──────── RECORDS FOR THE TASK

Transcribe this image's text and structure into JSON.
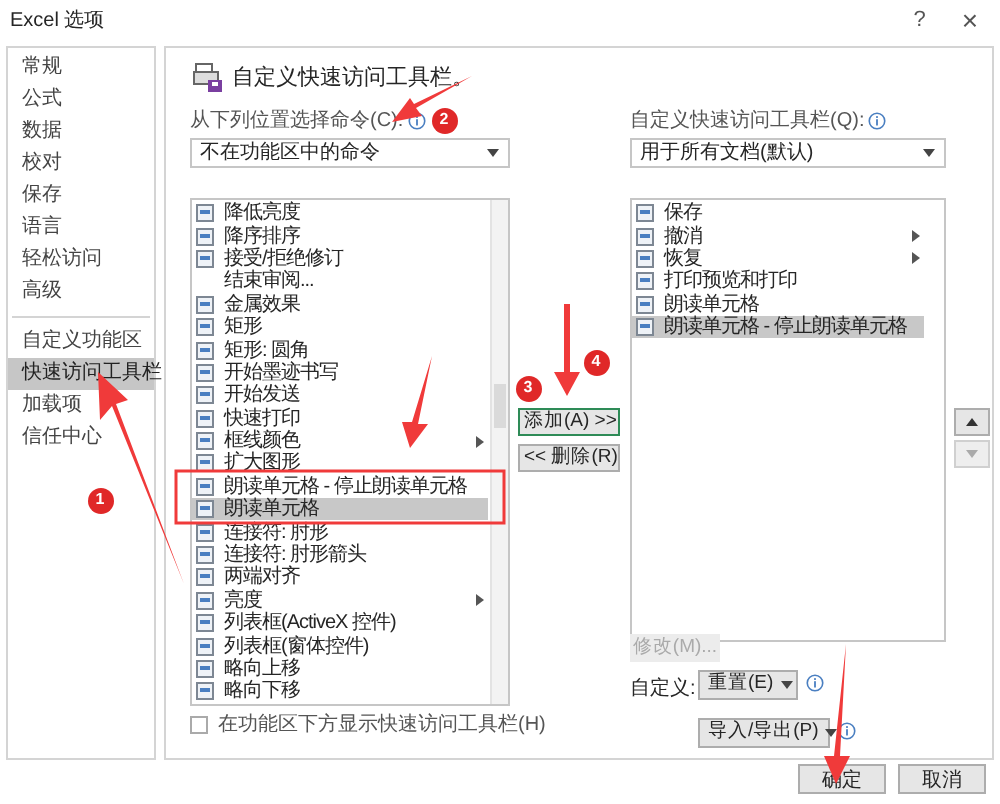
{
  "window": {
    "title": "Excel 选项",
    "help": "?",
    "close": "×"
  },
  "sidebar": {
    "items": [
      {
        "label": "常规",
        "selected": false
      },
      {
        "label": "公式",
        "selected": false
      },
      {
        "label": "数据",
        "selected": false
      },
      {
        "label": "校对",
        "selected": false
      },
      {
        "label": "保存",
        "selected": false
      },
      {
        "label": "语言",
        "selected": false
      },
      {
        "label": "轻松访问",
        "selected": false
      },
      {
        "label": "高级",
        "selected": false
      },
      {
        "label": "自定义功能区",
        "selected": false,
        "separator_before": true
      },
      {
        "label": "快速访问工具栏",
        "selected": true
      },
      {
        "label": "加载项",
        "selected": false
      },
      {
        "label": "信任中心",
        "selected": false
      }
    ]
  },
  "header": "自定义快速访问工具栏。",
  "source": {
    "label": "从下列位置选择命令(C):",
    "dropdown": "不在功能区中的命令",
    "commands": [
      {
        "label": "降低亮度",
        "selected": false,
        "submenu": false
      },
      {
        "label": "降序排序",
        "selected": false,
        "submenu": false
      },
      {
        "label": "接受/拒绝修订",
        "selected": false,
        "submenu": false
      },
      {
        "label": "结束审阅...",
        "selected": false,
        "submenu": false,
        "no_icon": true
      },
      {
        "label": "金属效果",
        "selected": false,
        "submenu": false
      },
      {
        "label": "矩形",
        "selected": false,
        "submenu": false
      },
      {
        "label": "矩形: 圆角",
        "selected": false,
        "submenu": false
      },
      {
        "label": "开始墨迹书写",
        "selected": false,
        "submenu": false
      },
      {
        "label": "开始发送",
        "selected": false,
        "submenu": false
      },
      {
        "label": "快速打印",
        "selected": false,
        "submenu": false
      },
      {
        "label": "框线颜色",
        "selected": false,
        "submenu": true
      },
      {
        "label": "扩大图形",
        "selected": false,
        "submenu": false
      },
      {
        "label": "朗读单元格 - 停止朗读单元格",
        "selected": false,
        "submenu": false
      },
      {
        "label": "朗读单元格",
        "selected": true,
        "submenu": false
      },
      {
        "label": "连接符: 肘形",
        "selected": false,
        "submenu": false
      },
      {
        "label": "连接符: 肘形箭头",
        "selected": false,
        "submenu": false
      },
      {
        "label": "两端对齐",
        "selected": false,
        "submenu": false
      },
      {
        "label": "亮度",
        "selected": false,
        "submenu": true
      },
      {
        "label": "列表框(ActiveX 控件)",
        "selected": false,
        "submenu": false
      },
      {
        "label": "列表框(窗体控件)",
        "selected": false,
        "submenu": false
      },
      {
        "label": "略向上移",
        "selected": false,
        "submenu": false
      },
      {
        "label": "略向下移",
        "selected": false,
        "submenu": false
      }
    ],
    "checkbox": {
      "label": "在功能区下方显示快速访问工具栏(H)",
      "checked": false
    }
  },
  "buttons": {
    "add": "添加(A) >>",
    "remove": "<< 删除(R)",
    "modify": "修改(M)...",
    "ok": "确定",
    "cancel": "取消"
  },
  "target": {
    "label": "自定义快速访问工具栏(Q):",
    "dropdown": "用于所有文档(默认)",
    "commands": [
      {
        "label": "保存",
        "selected": false,
        "submenu": false
      },
      {
        "label": "撤消",
        "selected": false,
        "submenu": true
      },
      {
        "label": "恢复",
        "selected": false,
        "submenu": true
      },
      {
        "label": "打印预览和打印",
        "selected": false,
        "submenu": false
      },
      {
        "label": "朗读单元格",
        "selected": false,
        "submenu": false
      },
      {
        "label": "朗读单元格 - 停止朗读单元格",
        "selected": true,
        "submenu": false
      }
    ]
  },
  "customize": {
    "label": "自定义:",
    "reset": "重置(E)",
    "import_export": "导入/导出(P)"
  },
  "annotations": [
    "1",
    "2",
    "3",
    "4"
  ]
}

────────────────

_AIM OF THE EXERCISE_
Can you repeat every record above exactly, apart from the pictures?

_SOLUTION FOR THIS EXERCISE_
Transcribe this image's text and structure into JSON.
{
  "window": {
    "title": "Excel 选项",
    "help": "?",
    "close": "×"
  },
  "sidebar": {
    "items": [
      {
        "label": "常规",
        "selected": false
      },
      {
        "label": "公式",
        "selected": false
      },
      {
        "label": "数据",
        "selected": false
      },
      {
        "label": "校对",
        "selected": false
      },
      {
        "label": "保存",
        "selected": false
      },
      {
        "label": "语言",
        "selected": false
      },
      {
        "label": "轻松访问",
        "selected": false
      },
      {
        "label": "高级",
        "selected": false
      },
      {
        "label": "自定义功能区",
        "selected": false,
        "separator_before": true
      },
      {
        "label": "快速访问工具栏",
        "selected": true
      },
      {
        "label": "加载项",
        "selected": false
      },
      {
        "label": "信任中心",
        "selected": false
      }
    ]
  },
  "header": "自定义快速访问工具栏。",
  "source": {
    "label": "从下列位置选择命令(C):",
    "dropdown": "不在功能区中的命令",
    "commands": [
      {
        "label": "降低亮度",
        "selected": false,
        "submenu": false
      },
      {
        "label": "降序排序",
        "selected": false,
        "submenu": false
      },
      {
        "label": "接受/拒绝修订",
        "selected": false,
        "submenu": false
      },
      {
        "label": "结束审阅...",
        "selected": false,
        "submenu": false,
        "no_icon": true
      },
      {
        "label": "金属效果",
        "selected": false,
        "submenu": false
      },
      {
        "label": "矩形",
        "selected": false,
        "submenu": false
      },
      {
        "label": "矩形: 圆角",
        "selected": false,
        "submenu": false
      },
      {
        "label": "开始墨迹书写",
        "selected": false,
        "submenu": false
      },
      {
        "label": "开始发送",
        "selected": false,
        "submenu": false
      },
      {
        "label": "快速打印",
        "selected": false,
        "submenu": false
      },
      {
        "label": "框线颜色",
        "selected": false,
        "submenu": true
      },
      {
        "label": "扩大图形",
        "selected": false,
        "submenu": false
      },
      {
        "label": "朗读单元格 - 停止朗读单元格",
        "selected": false,
        "submenu": false
      },
      {
        "label": "朗读单元格",
        "selected": true,
        "submenu": false
      },
      {
        "label": "连接符: 肘形",
        "selected": false,
        "submenu": false
      },
      {
        "label": "连接符: 肘形箭头",
        "selected": false,
        "submenu": false
      },
      {
        "label": "两端对齐",
        "selected": false,
        "submenu": false
      },
      {
        "label": "亮度",
        "selected": false,
        "submenu": true
      },
      {
        "label": "列表框(ActiveX 控件)",
        "selected": false,
        "submenu": false
      },
      {
        "label": "列表框(窗体控件)",
        "selected": false,
        "submenu": false
      },
      {
        "label": "略向上移",
        "selected": false,
        "submenu": false
      },
      {
        "label": "略向下移",
        "selected": false,
        "submenu": false
      }
    ],
    "checkbox": {
      "label": "在功能区下方显示快速访问工具栏(H)",
      "checked": false
    }
  },
  "buttons": {
    "add": "添加(A) >>",
    "remove": "<< 删除(R)",
    "modify": "修改(M)...",
    "ok": "确定",
    "cancel": "取消"
  },
  "target": {
    "label": "自定义快速访问工具栏(Q):",
    "dropdown": "用于所有文档(默认)",
    "commands": [
      {
        "label": "保存",
        "selected": false,
        "submenu": false
      },
      {
        "label": "撤消",
        "selected": false,
        "submenu": true
      },
      {
        "label": "恢复",
        "selected": false,
        "submenu": true
      },
      {
        "label": "打印预览和打印",
        "selected": false,
        "submenu": false
      },
      {
        "label": "朗读单元格",
        "selected": false,
        "submenu": false
      },
      {
        "label": "朗读单元格 - 停止朗读单元格",
        "selected": true,
        "submenu": false
      }
    ]
  },
  "customize": {
    "label": "自定义:",
    "reset": "重置(E)",
    "import_export": "导入/导出(P)"
  },
  "annotations": [
    "1",
    "2",
    "3",
    "4"
  ]
}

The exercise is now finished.